## begin STORED RECORDS
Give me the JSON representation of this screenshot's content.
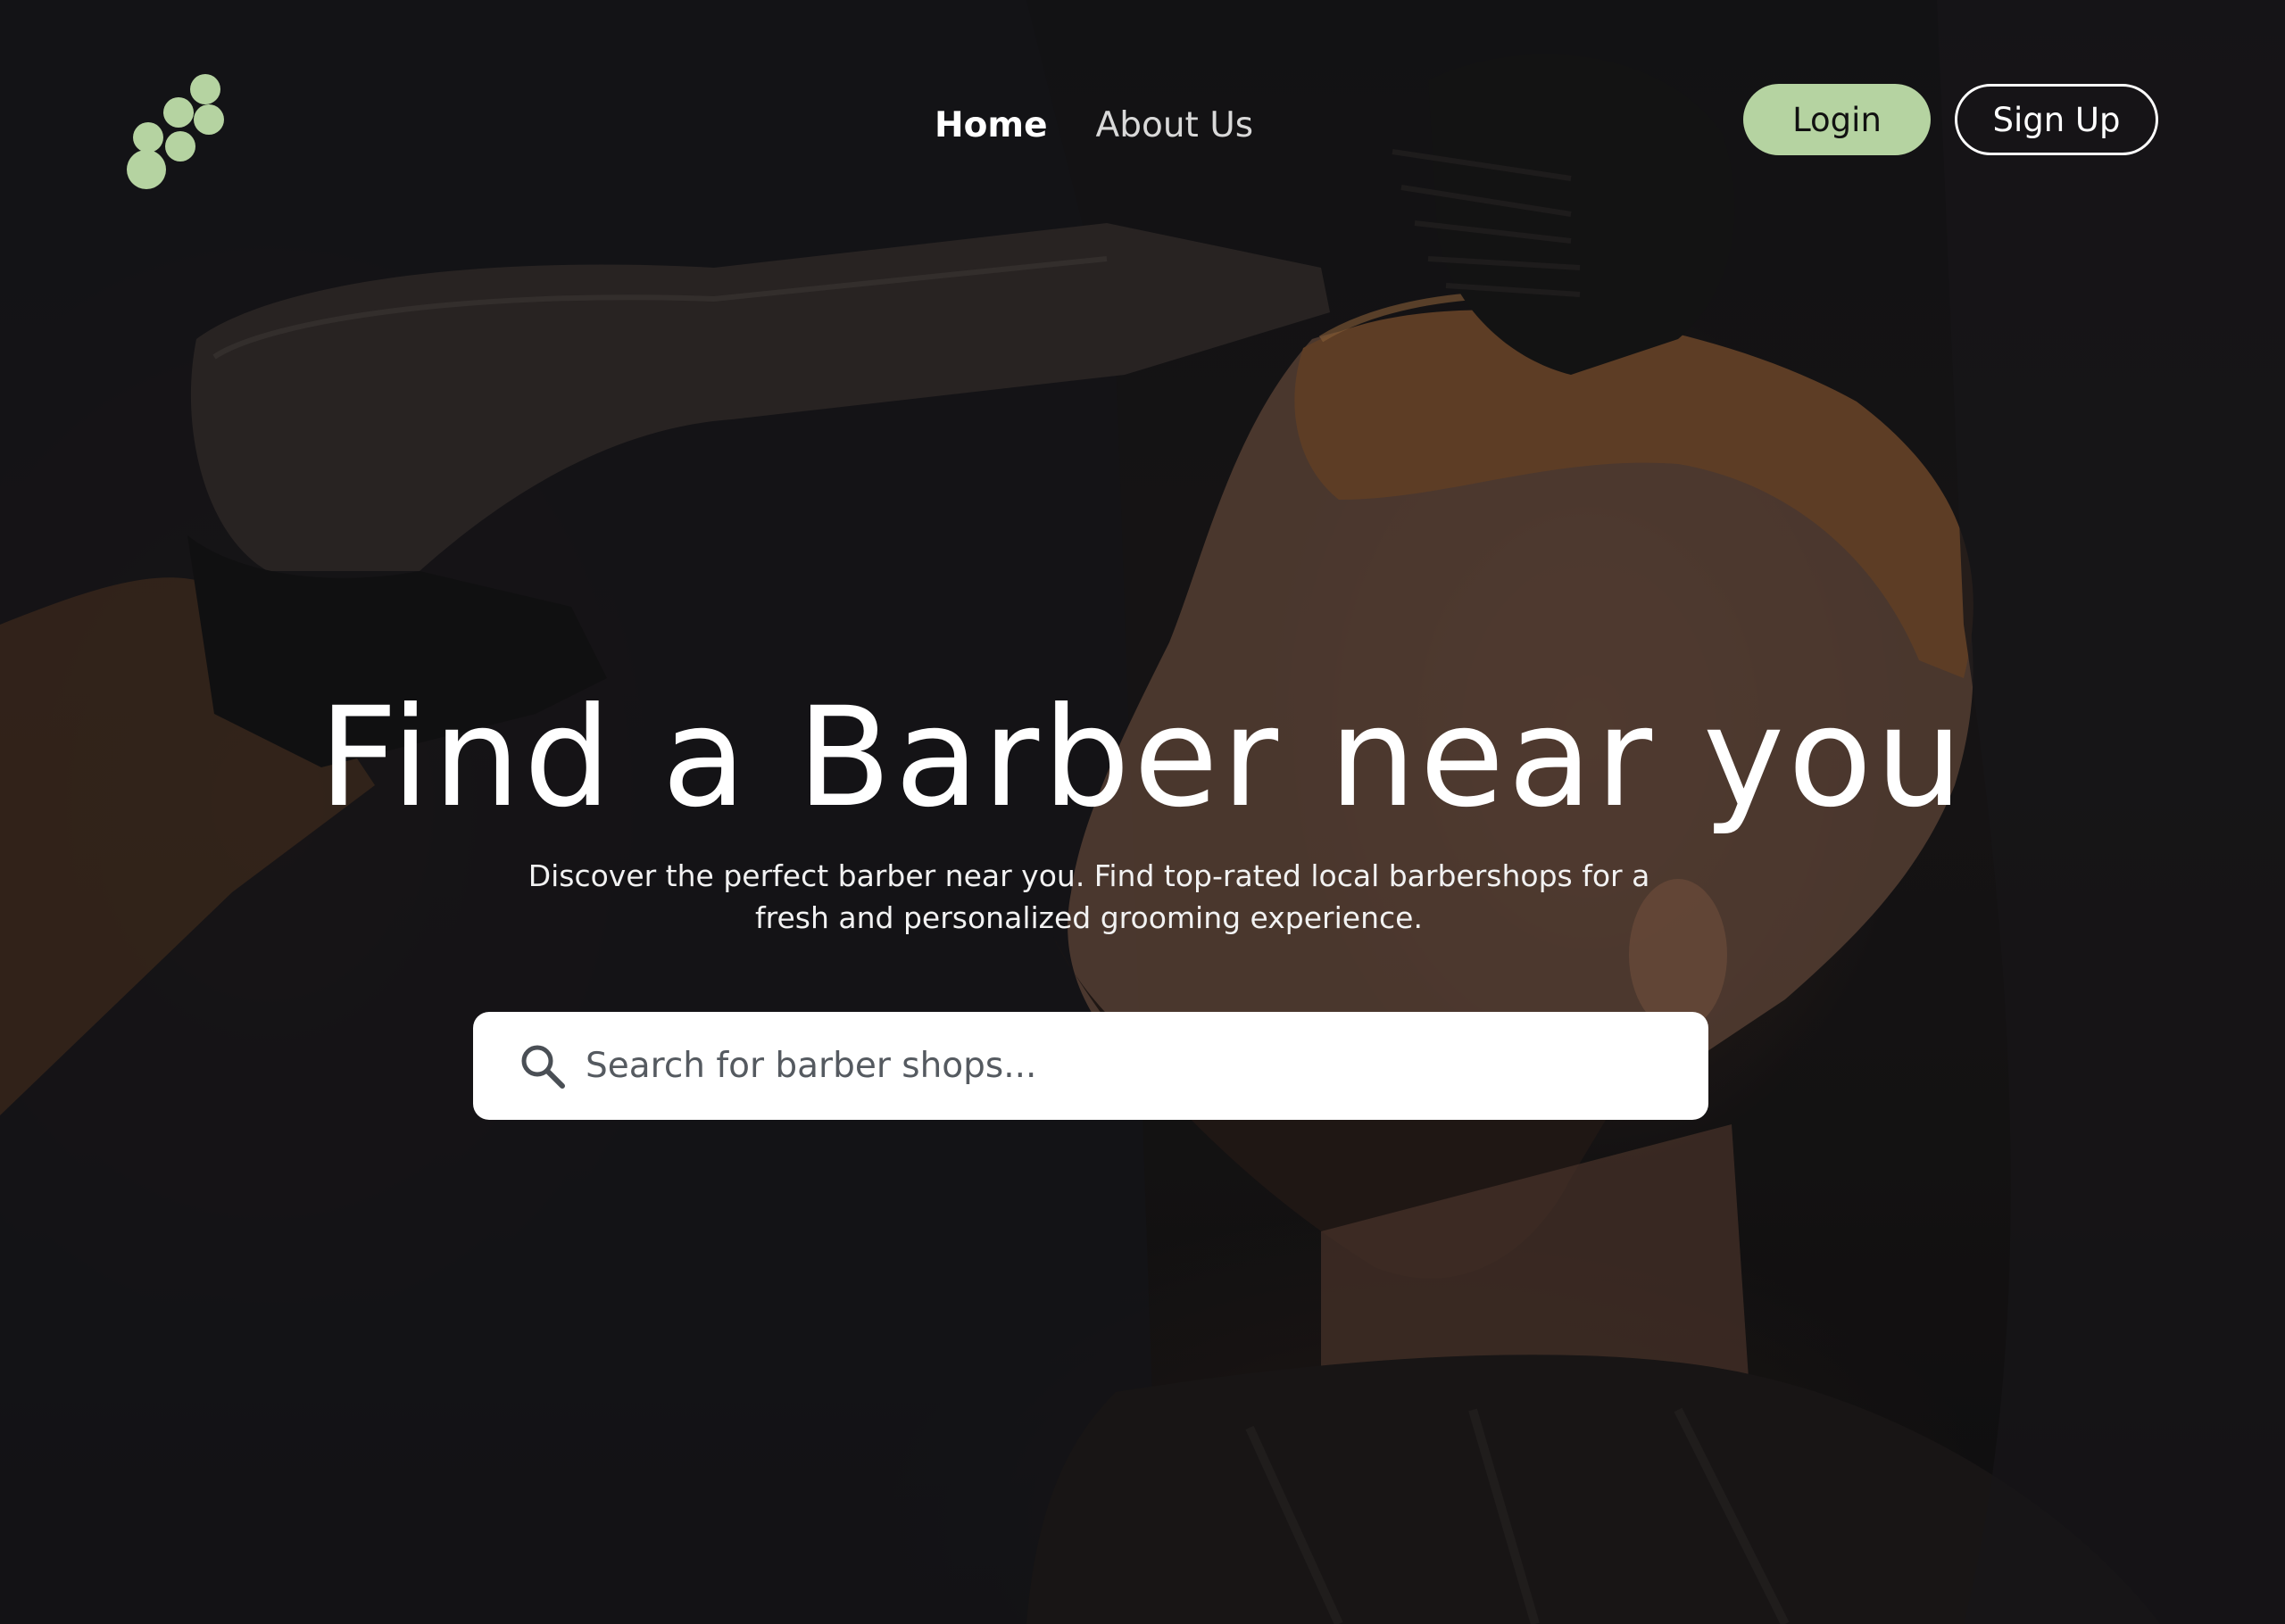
{
  "header": {
    "logo_icon": "barber-shop-logo",
    "nav": [
      {
        "label": "Home",
        "active": true
      },
      {
        "label": "About Us",
        "active": false
      }
    ],
    "login_label": "Login",
    "signup_label": "Sign Up"
  },
  "hero": {
    "headline": "Find a Barber near you",
    "subtitle_line1": "Discover the perfect barber near you. Find top-rated local barbershops for a",
    "subtitle_line2": "fresh and personalized grooming experience.",
    "background_image": "barber blow-drying a man's hair"
  },
  "search": {
    "icon": "search-icon",
    "placeholder": "Search for barber shops...",
    "value": ""
  },
  "colors": {
    "accent": "#b5d3a1",
    "text": "#ffffff",
    "background": "#141416"
  }
}
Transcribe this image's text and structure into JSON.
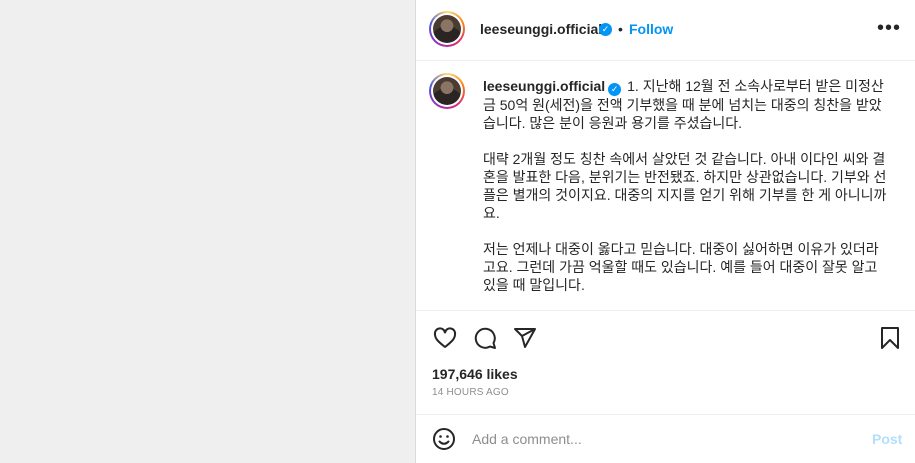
{
  "post": {
    "username": "leeseunggi.official",
    "verified_icon": "verified-badge-icon",
    "separator": "•",
    "follow_label": "Follow",
    "more_icon": "•••"
  },
  "caption": {
    "username": "leeseunggi.official",
    "text": "1. 지난해 12월 전 소속사로부터 받은 미정산금 50억 원(세전)을 전액 기부했을 때 분에 넘치는 대중의 칭찬을 받았습니다. 많은 분이 응원과 용기를 주셨습니다.\n\n대략 2개월 정도 칭찬 속에서 살았던 것 같습니다. 아내 이다인 씨와 결혼을 발표한 다음, 분위기는 반전됐죠. 하지만 상관없습니다. 기부와 선플은 별개의 것이지요. 대중의 지지를 얻기 위해 기부를 한 게 아니니까요.\n\n저는 언제나 대중이 옳다고 믿습니다. 대중이 싫어하면 이유가 있더라고요. 그런데 가끔 억울할 때도 있습니다. 예를 들어 대중이 잘못 알고 있을 때 말입니다."
  },
  "engagement": {
    "likes": "197,646 likes",
    "timestamp": "14 HOURS AGO"
  },
  "comment": {
    "placeholder": "Add a comment...",
    "post_label": "Post"
  },
  "colors": {
    "accent": "#0095f6",
    "post_disabled": "#b2dffc",
    "text": "#262626",
    "muted": "#8e8e8e"
  }
}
## end STORED RECORDS
### EXERCISE:
Transcribe each entry precisely as given, leaving the pictures out.

### CORRECT OUTPUT:
Give me the JSON representation of this screenshot's content.
{
  "header": {
    "logo_icon": "barber-shop-logo",
    "nav": [
      {
        "label": "Home",
        "active": true
      },
      {
        "label": "About Us",
        "active": false
      }
    ],
    "login_label": "Login",
    "signup_label": "Sign Up"
  },
  "hero": {
    "headline": "Find a Barber near you",
    "subtitle_line1": "Discover the perfect barber near you. Find top-rated local barbershops for a",
    "subtitle_line2": "fresh and personalized grooming experience.",
    "background_image": "barber blow-drying a man's hair"
  },
  "search": {
    "icon": "search-icon",
    "placeholder": "Search for barber shops...",
    "value": ""
  },
  "colors": {
    "accent": "#b5d3a1",
    "text": "#ffffff",
    "background": "#141416"
  }
}
Transcribe this image's text and structure into JSON.
{
  "post": {
    "username": "leeseunggi.official",
    "verified_icon": "verified-badge-icon",
    "separator": "•",
    "follow_label": "Follow",
    "more_icon": "•••"
  },
  "caption": {
    "username": "leeseunggi.official",
    "text": "1. 지난해 12월 전 소속사로부터 받은 미정산금 50억 원(세전)을 전액 기부했을 때 분에 넘치는 대중의 칭찬을 받았습니다. 많은 분이 응원과 용기를 주셨습니다.\n\n대략 2개월 정도 칭찬 속에서 살았던 것 같습니다. 아내 이다인 씨와 결혼을 발표한 다음, 분위기는 반전됐죠. 하지만 상관없습니다. 기부와 선플은 별개의 것이지요. 대중의 지지를 얻기 위해 기부를 한 게 아니니까요.\n\n저는 언제나 대중이 옳다고 믿습니다. 대중이 싫어하면 이유가 있더라고요. 그런데 가끔 억울할 때도 있습니다. 예를 들어 대중이 잘못 알고 있을 때 말입니다."
  },
  "engagement": {
    "likes": "197,646 likes",
    "timestamp": "14 HOURS AGO"
  },
  "comment": {
    "placeholder": "Add a comment...",
    "post_label": "Post"
  },
  "colors": {
    "accent": "#0095f6",
    "post_disabled": "#b2dffc",
    "text": "#262626",
    "muted": "#8e8e8e"
  }
}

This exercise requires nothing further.